==== EXERCISE MATERIAL

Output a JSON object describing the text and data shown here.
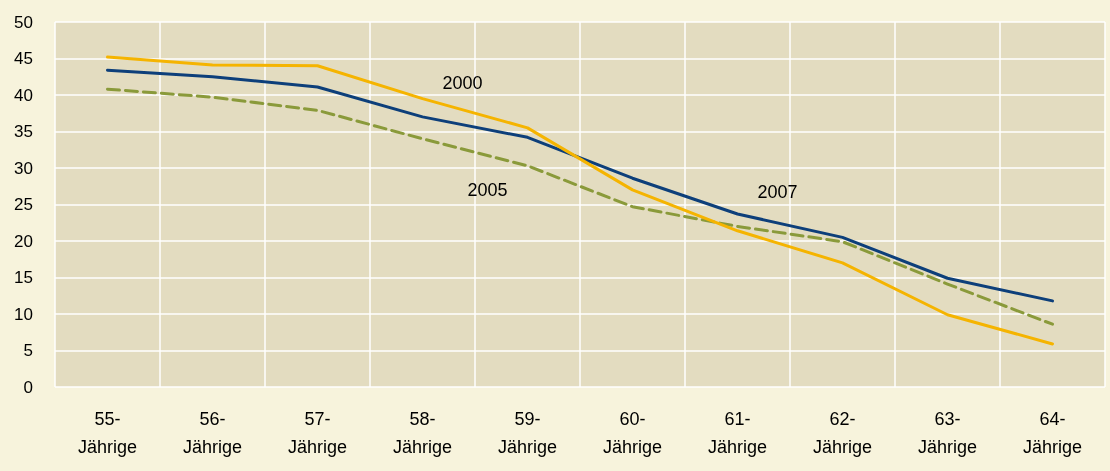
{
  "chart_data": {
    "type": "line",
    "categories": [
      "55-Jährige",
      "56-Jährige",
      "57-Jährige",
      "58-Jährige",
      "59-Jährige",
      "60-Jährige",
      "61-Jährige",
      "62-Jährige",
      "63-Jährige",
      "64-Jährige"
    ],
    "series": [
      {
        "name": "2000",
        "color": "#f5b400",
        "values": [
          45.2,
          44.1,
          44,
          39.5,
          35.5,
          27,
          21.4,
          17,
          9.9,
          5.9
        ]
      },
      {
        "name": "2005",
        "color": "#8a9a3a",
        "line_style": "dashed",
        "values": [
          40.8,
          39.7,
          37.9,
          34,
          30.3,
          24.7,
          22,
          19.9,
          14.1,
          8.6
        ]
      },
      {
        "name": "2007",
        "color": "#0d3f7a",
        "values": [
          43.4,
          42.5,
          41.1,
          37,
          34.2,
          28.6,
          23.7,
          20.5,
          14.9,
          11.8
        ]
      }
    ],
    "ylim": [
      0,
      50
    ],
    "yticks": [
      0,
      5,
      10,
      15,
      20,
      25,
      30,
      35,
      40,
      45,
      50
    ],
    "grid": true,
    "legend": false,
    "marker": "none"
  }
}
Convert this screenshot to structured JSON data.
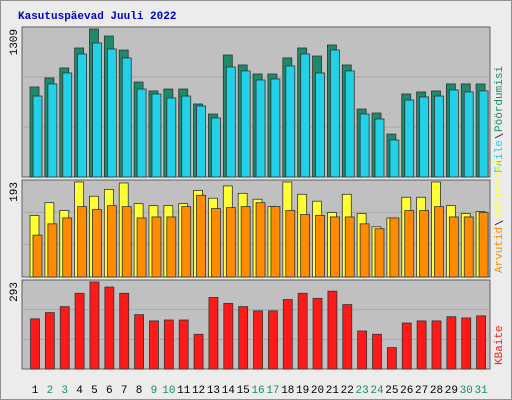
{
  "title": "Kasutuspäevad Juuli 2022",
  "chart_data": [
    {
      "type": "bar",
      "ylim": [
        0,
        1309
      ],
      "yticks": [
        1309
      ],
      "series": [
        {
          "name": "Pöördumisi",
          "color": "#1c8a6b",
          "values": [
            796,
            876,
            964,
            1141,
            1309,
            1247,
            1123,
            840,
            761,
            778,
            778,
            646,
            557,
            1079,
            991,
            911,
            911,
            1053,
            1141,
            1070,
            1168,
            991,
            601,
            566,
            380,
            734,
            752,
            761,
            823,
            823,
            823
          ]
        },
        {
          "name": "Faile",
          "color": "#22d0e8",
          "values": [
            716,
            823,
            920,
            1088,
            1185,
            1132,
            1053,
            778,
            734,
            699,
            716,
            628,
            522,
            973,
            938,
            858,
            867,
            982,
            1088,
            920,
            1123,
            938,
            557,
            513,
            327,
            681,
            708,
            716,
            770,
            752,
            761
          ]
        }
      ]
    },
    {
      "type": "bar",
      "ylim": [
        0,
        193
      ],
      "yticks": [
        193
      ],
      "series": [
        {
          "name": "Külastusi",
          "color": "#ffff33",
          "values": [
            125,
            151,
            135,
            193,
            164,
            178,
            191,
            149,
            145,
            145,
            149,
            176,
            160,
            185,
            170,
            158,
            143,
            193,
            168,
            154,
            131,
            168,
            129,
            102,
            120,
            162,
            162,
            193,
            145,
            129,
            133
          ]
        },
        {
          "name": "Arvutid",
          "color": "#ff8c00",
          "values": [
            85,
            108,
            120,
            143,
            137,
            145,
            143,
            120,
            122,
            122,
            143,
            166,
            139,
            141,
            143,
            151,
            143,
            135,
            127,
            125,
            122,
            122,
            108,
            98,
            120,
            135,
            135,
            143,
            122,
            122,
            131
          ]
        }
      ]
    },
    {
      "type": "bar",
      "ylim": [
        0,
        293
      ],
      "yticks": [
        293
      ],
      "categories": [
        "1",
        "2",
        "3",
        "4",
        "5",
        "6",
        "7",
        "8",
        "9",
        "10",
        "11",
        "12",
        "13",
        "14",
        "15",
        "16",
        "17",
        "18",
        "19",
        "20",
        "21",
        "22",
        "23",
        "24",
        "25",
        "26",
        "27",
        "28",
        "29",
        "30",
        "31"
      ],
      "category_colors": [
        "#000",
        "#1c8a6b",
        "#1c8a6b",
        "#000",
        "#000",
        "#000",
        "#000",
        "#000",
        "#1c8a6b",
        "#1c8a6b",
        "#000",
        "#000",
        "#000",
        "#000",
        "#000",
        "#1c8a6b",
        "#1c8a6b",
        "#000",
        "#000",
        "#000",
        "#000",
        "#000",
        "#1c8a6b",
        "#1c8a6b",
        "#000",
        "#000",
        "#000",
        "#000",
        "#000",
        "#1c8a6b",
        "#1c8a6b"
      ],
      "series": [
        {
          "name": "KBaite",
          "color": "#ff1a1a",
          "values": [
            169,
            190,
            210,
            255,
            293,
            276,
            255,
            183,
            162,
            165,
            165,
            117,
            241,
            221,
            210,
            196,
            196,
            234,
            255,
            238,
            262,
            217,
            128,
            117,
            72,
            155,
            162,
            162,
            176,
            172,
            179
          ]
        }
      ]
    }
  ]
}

========

● **TASK BRIEF**
Copy the entries above faithfully and omit every image.

● **TASK OUTPUT**
Output a JSON object describing the text and data shown here.
{
  "chart_data": {
    "type": "line",
    "categories": [
      "55-Jährige",
      "56-Jährige",
      "57-Jährige",
      "58-Jährige",
      "59-Jährige",
      "60-Jährige",
      "61-Jährige",
      "62-Jährige",
      "63-Jährige",
      "64-Jährige"
    ],
    "series": [
      {
        "name": "2000",
        "color": "#f5b400",
        "values": [
          45.2,
          44.1,
          44,
          39.5,
          35.5,
          27,
          21.4,
          17,
          9.9,
          5.9
        ]
      },
      {
        "name": "2005",
        "color": "#8a9a3a",
        "line_style": "dashed",
        "values": [
          40.8,
          39.7,
          37.9,
          34,
          30.3,
          24.7,
          22,
          19.9,
          14.1,
          8.6
        ]
      },
      {
        "name": "2007",
        "color": "#0d3f7a",
        "values": [
          43.4,
          42.5,
          41.1,
          37,
          34.2,
          28.6,
          23.7,
          20.5,
          14.9,
          11.8
        ]
      }
    ],
    "ylim": [
      0,
      50
    ],
    "yticks": [
      0,
      5,
      10,
      15,
      20,
      25,
      30,
      35,
      40,
      45,
      50
    ],
    "grid": true,
    "legend": false,
    "marker": "none"
  }
}
Convert this screenshot to structured JSON data.
{
  "title": "Kasutuspäevad Juuli 2022",
  "chart_data": [
    {
      "type": "bar",
      "ylim": [
        0,
        1309
      ],
      "yticks": [
        1309
      ],
      "series": [
        {
          "name": "Pöördumisi",
          "color": "#1c8a6b",
          "values": [
            796,
            876,
            964,
            1141,
            1309,
            1247,
            1123,
            840,
            761,
            778,
            778,
            646,
            557,
            1079,
            991,
            911,
            911,
            1053,
            1141,
            1070,
            1168,
            991,
            601,
            566,
            380,
            734,
            752,
            761,
            823,
            823,
            823
          ]
        },
        {
          "name": "Faile",
          "color": "#22d0e8",
          "values": [
            716,
            823,
            920,
            1088,
            1185,
            1132,
            1053,
            778,
            734,
            699,
            716,
            628,
            522,
            973,
            938,
            858,
            867,
            982,
            1088,
            920,
            1123,
            938,
            557,
            513,
            327,
            681,
            708,
            716,
            770,
            752,
            761
          ]
        }
      ]
    },
    {
      "type": "bar",
      "ylim": [
        0,
        193
      ],
      "yticks": [
        193
      ],
      "series": [
        {
          "name": "Külastusi",
          "color": "#ffff33",
          "values": [
            125,
            151,
            135,
            193,
            164,
            178,
            191,
            149,
            145,
            145,
            149,
            176,
            160,
            185,
            170,
            158,
            143,
            193,
            168,
            154,
            131,
            168,
            129,
            102,
            120,
            162,
            162,
            193,
            145,
            129,
            133
          ]
        },
        {
          "name": "Arvutid",
          "color": "#ff8c00",
          "values": [
            85,
            108,
            120,
            143,
            137,
            145,
            143,
            120,
            122,
            122,
            143,
            166,
            139,
            141,
            143,
            151,
            143,
            135,
            127,
            125,
            122,
            122,
            108,
            98,
            120,
            135,
            135,
            143,
            122,
            122,
            131
          ]
        }
      ]
    },
    {
      "type": "bar",
      "ylim": [
        0,
        293
      ],
      "yticks": [
        293
      ],
      "categories": [
        "1",
        "2",
        "3",
        "4",
        "5",
        "6",
        "7",
        "8",
        "9",
        "10",
        "11",
        "12",
        "13",
        "14",
        "15",
        "16",
        "17",
        "18",
        "19",
        "20",
        "21",
        "22",
        "23",
        "24",
        "25",
        "26",
        "27",
        "28",
        "29",
        "30",
        "31"
      ],
      "category_colors": [
        "#000",
        "#1c8a6b",
        "#1c8a6b",
        "#000",
        "#000",
        "#000",
        "#000",
        "#000",
        "#1c8a6b",
        "#1c8a6b",
        "#000",
        "#000",
        "#000",
        "#000",
        "#000",
        "#1c8a6b",
        "#1c8a6b",
        "#000",
        "#000",
        "#000",
        "#000",
        "#000",
        "#1c8a6b",
        "#1c8a6b",
        "#000",
        "#000",
        "#000",
        "#000",
        "#000",
        "#1c8a6b",
        "#1c8a6b"
      ],
      "series": [
        {
          "name": "KBaite",
          "color": "#ff1a1a",
          "values": [
            169,
            190,
            210,
            255,
            293,
            276,
            255,
            183,
            162,
            165,
            165,
            117,
            241,
            221,
            210,
            196,
            196,
            234,
            255,
            238,
            262,
            217,
            128,
            117,
            72,
            155,
            162,
            162,
            176,
            172,
            179
          ]
        }
      ]
    }
  ]
}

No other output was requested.